* Work required
Print the entire listing. Each line must match the original exactly.

* Supplied entries

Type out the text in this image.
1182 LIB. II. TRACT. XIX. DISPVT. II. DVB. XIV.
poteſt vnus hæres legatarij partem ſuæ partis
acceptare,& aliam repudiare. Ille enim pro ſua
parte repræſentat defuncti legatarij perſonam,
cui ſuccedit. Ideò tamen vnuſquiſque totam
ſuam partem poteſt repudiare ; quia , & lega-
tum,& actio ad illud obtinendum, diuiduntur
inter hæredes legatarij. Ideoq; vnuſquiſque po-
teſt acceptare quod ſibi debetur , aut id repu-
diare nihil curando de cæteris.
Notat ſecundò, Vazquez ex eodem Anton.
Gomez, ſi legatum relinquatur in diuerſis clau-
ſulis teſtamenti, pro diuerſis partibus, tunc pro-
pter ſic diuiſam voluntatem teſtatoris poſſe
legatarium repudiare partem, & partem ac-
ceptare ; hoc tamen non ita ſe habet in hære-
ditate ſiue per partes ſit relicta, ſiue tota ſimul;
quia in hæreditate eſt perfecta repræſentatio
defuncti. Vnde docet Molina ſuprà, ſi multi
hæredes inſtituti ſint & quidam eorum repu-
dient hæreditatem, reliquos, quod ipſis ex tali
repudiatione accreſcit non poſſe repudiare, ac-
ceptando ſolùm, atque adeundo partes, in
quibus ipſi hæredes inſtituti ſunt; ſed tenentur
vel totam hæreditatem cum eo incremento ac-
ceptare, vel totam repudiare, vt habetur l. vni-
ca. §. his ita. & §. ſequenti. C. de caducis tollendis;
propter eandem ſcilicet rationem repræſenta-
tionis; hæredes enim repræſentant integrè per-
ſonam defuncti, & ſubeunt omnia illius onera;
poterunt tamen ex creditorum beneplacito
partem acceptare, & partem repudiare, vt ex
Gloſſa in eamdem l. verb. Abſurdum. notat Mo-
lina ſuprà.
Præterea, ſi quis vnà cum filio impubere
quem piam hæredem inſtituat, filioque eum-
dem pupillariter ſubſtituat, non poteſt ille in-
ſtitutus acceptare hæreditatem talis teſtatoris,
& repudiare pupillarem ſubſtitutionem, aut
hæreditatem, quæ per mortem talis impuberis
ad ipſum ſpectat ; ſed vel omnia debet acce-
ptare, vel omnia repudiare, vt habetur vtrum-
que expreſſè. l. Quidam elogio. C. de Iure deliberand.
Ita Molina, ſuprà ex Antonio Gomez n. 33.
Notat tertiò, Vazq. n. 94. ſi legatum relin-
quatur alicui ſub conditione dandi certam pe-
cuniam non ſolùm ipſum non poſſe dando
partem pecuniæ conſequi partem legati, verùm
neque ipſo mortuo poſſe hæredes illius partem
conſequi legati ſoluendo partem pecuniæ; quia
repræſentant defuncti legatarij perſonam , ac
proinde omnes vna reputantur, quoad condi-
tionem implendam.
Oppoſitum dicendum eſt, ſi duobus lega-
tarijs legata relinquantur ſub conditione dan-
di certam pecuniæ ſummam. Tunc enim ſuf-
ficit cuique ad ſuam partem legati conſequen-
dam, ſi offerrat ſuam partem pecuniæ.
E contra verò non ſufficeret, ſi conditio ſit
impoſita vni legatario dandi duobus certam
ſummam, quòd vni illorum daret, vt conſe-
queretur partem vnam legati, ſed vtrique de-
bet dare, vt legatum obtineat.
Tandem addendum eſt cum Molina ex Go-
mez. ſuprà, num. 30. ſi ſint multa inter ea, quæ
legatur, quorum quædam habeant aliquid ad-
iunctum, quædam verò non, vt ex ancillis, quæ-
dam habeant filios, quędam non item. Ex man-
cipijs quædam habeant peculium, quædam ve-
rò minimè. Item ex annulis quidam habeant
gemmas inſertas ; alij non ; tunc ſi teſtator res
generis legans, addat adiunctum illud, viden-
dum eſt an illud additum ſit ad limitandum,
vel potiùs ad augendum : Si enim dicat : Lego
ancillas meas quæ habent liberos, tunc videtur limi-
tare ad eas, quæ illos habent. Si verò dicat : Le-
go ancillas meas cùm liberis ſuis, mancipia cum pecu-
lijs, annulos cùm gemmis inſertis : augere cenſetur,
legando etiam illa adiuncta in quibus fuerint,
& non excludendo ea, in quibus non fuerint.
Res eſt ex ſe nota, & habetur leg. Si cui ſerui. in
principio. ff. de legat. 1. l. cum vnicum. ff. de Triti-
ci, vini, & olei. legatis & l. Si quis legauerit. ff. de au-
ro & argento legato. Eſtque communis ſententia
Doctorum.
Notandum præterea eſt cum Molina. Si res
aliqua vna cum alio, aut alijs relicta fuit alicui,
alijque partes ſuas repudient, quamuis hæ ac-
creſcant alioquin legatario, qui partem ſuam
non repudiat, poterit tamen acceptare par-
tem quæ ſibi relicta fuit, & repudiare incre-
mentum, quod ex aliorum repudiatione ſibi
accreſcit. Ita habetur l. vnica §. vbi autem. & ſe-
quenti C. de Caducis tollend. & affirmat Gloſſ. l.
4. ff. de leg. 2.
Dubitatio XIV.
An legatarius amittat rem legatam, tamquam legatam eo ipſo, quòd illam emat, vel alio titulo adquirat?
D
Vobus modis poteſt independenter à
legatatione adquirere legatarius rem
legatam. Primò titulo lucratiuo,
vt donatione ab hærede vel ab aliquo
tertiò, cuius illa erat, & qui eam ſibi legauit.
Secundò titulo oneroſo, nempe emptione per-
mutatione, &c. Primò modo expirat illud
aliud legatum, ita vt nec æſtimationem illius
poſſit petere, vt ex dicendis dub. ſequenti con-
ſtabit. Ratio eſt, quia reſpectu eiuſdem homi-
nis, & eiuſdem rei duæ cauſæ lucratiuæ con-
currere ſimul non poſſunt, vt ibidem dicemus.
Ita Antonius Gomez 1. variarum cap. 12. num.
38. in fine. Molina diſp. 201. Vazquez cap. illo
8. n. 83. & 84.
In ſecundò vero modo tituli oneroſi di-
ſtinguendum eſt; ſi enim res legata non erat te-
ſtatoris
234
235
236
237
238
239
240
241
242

* Reply to the exercise
Type out the text in this image.
1182 LIB. II. TRACT. XIX. DISPVT. II. DVB. XIV.
poteſt vnus hæres legatarij partem ſuæ partis
acceptare,& aliam repudiare. Ille enim pro ſua
parte repræſentat defuncti legatarij perſonam,
cui ſuccedit. Ideò tamen vnuſquiſque totam
ſuam partem poteſt repudiare ; quia , & lega-
tum,& actio ad illud obtinendum, diuiduntur
inter hæredes legatarij. Ideoq; vnuſquiſque po-
teſt acceptare quod ſibi debetur , aut id repu-
diare nihil curando de cæteris.
Notat ſecundò, Vazquez ex eodem Anton.
Gomez, ſi legatum relinquatur in diuerſis clau-
ſulis teſtamenti, pro diuerſis partibus, tunc pro-
pter ſic diuiſam voluntatem teſtatoris poſſe
legatarium repudiare partem, & partem ac-
ceptare ; hoc tamen non ita ſe habet in hære-
ditate ſiue per partes ſit relicta, ſiue tota ſimul;
quia in hæreditate eſt perfecta repræſentatio
defuncti. Vnde docet Molina ſuprà, ſi multi
hæredes inſtituti ſint & quidam eorum repu-
dient hæreditatem, reliquos, quod ipſis ex tali
repudiatione accreſcit non poſſe repudiare, ac-
ceptando ſolùm, atque adeundo partes, in
quibus ipſi hæredes inſtituti ſunt; ſed tenentur
vel totam hæreditatem cum eo incremento ac-
ceptare, vel totam repudiare, vt habetur l. vni-
ca. §. his ita. & §. ſequenti. C. de caducis tollendis;
propter eandem ſcilicet rationem repræſenta-
tionis; hæredes enim repræſentant integrè per-
ſonam defuncti, & ſubeunt omnia illius onera;
poterunt tamen ex creditorum beneplacito
partem acceptare, & partem repudiare, vt ex
Gloſſa in eamdem l. verb. Abſurdum. notat Mo-
lina ſuprà.
Præterea, ſi quis vnà cum filio impubere
quem piam hæredem inſtituat, filioque eum-
dem pupillariter ſubſtituat, non poteſt ille in-
ſtitutus acceptare hæreditatem talis teſtatoris,
& repudiare pupillarem ſubſtitutionem, aut
hæreditatem, quæ per mortem talis impuberis
ad ipſum ſpectat ; ſed vel omnia debet acce-
ptare, vel omnia repudiare, vt habetur vtrum-
que expreſſè. l. Quidam elogio. C. de Iure deliberand.
Ita Molina, ſuprà ex Antonio Gomez n. 33.
Notat tertiò, Vazq. n. 94. ſi legatum relin-
quatur alicui ſub conditione dandi certam pe-
cuniam non ſolùm ipſum non poſſe dando
partem pecuniæ conſequi partem legati, verùm
neque ipſo mortuo poſſe hæredes illius partem
conſequi legati ſoluendo partem pecuniæ; quia
repræſentant defuncti legatarij perſonam , ac
proinde omnes vna reputantur, quoad condi-
tionem implendam.
Oppoſitum dicendum eſt, ſi duobus lega-
tarijs legata relinquantur ſub conditione dan-
di certam pecuniæ ſummam. Tunc enim ſuf-
ficit cuique ad ſuam partem legati conſequen-
dam, ſi offerrat ſuam partem pecuniæ.
E contra verò non ſufficeret, ſi conditio ſit
impoſita vni legatario dandi duobus certam
ſummam, quòd vni illorum daret, vt conſe-
queretur partem vnam legati, ſed vtrique de-
bet dare, vt legatum obtineat.
Tandem addendum eſt cum Molina ex Go-
mez. ſuprà, num. 30. ſi ſint multa inter ea, quæ
legatur, quorum quædam habeant aliquid ad-
iunctum, quædam verò non, vt ex ancillis, quæ-
dam habeant filios, quędam non item. Ex man-
cipijs quædam habeant peculium, quædam ve-
rò minimè. Item ex annulis quidam habeant
gemmas inſertas ; alij non ; tunc ſi teſtator res
generis legans, addat adiunctum illud, viden-
dum eſt an illud additum ſit ad limitandum,
vel potiùs ad augendum : Si enim dicat : Lego
ancillas meas quæ habent liberos, tunc videtur limi-
tare ad eas, quæ illos habent. Si verò dicat : Le-
go ancillas meas cùm liberis ſuis, mancipia cum pecu-
lijs, annulos cùm gemmis inſertis : augere cenſetur,
legando etiam illa adiuncta in quibus fuerint,
& non excludendo ea, in quibus non fuerint.
Res eſt ex ſe nota, & habetur leg. Si cui ſerui. in
principio. ff. de legat. 1. l. cum vnicum. ff. de Triti-
ci, vini, & olei. legatis & l. Si quis legauerit. ff. de au-
ro & argento legato. Eſtque communis ſententia
Doctorum.
Notandum præterea eſt cum Molina. Si res
aliqua vna cum alio, aut alijs relicta fuit alicui,
alijque partes ſuas repudient, quamuis hæ ac-
creſcant alioquin legatario, qui partem ſuam
non repudiat, poterit tamen acceptare par-
tem quæ ſibi relicta fuit, & repudiare incre-
mentum, quod ex aliorum repudiatione ſibi
accreſcit. Ita habetur l. vnica §. vbi autem. & ſe-
quenti C. de Caducis tollend. & affirmat Gloſſ. l.
4. ff. de leg. 2.
Dubitatio XIV.
An legatarius amittat rem legatam, tamquam legatam eo ipſo, quòd illam emat, vel alio titulo adquirat?
D
Vobus modis poteſt independenter à
legatatione adquirere legatarius rem
legatam. Primò titulo lucratiuo,
vt donatione ab hærede vel ab aliquo
tertiò, cuius illa erat, & qui eam ſibi legauit.
Secundò titulo oneroſo, nempe emptione per-
mutatione, &c. Primò modo expirat illud
aliud legatum, ita vt nec æſtimationem illius
poſſit petere, vt ex dicendis dub. ſequenti con-
ſtabit. Ratio eſt, quia reſpectu eiuſdem homi-
nis, & eiuſdem rei duæ cauſæ lucratiuæ con-
currere ſimul non poſſunt, vt ibidem dicemus.
Ita Antonius Gomez 1. variarum cap. 12. num.
38. in fine. Molina diſp. 201. Vazquez cap. illo
8. n. 83. & 84.
In ſecundò vero modo tituli oneroſi di-
ſtinguendum eſt; ſi enim res legata non erat te-
ſtatoris
234
235
236
237
238
239
240
241
242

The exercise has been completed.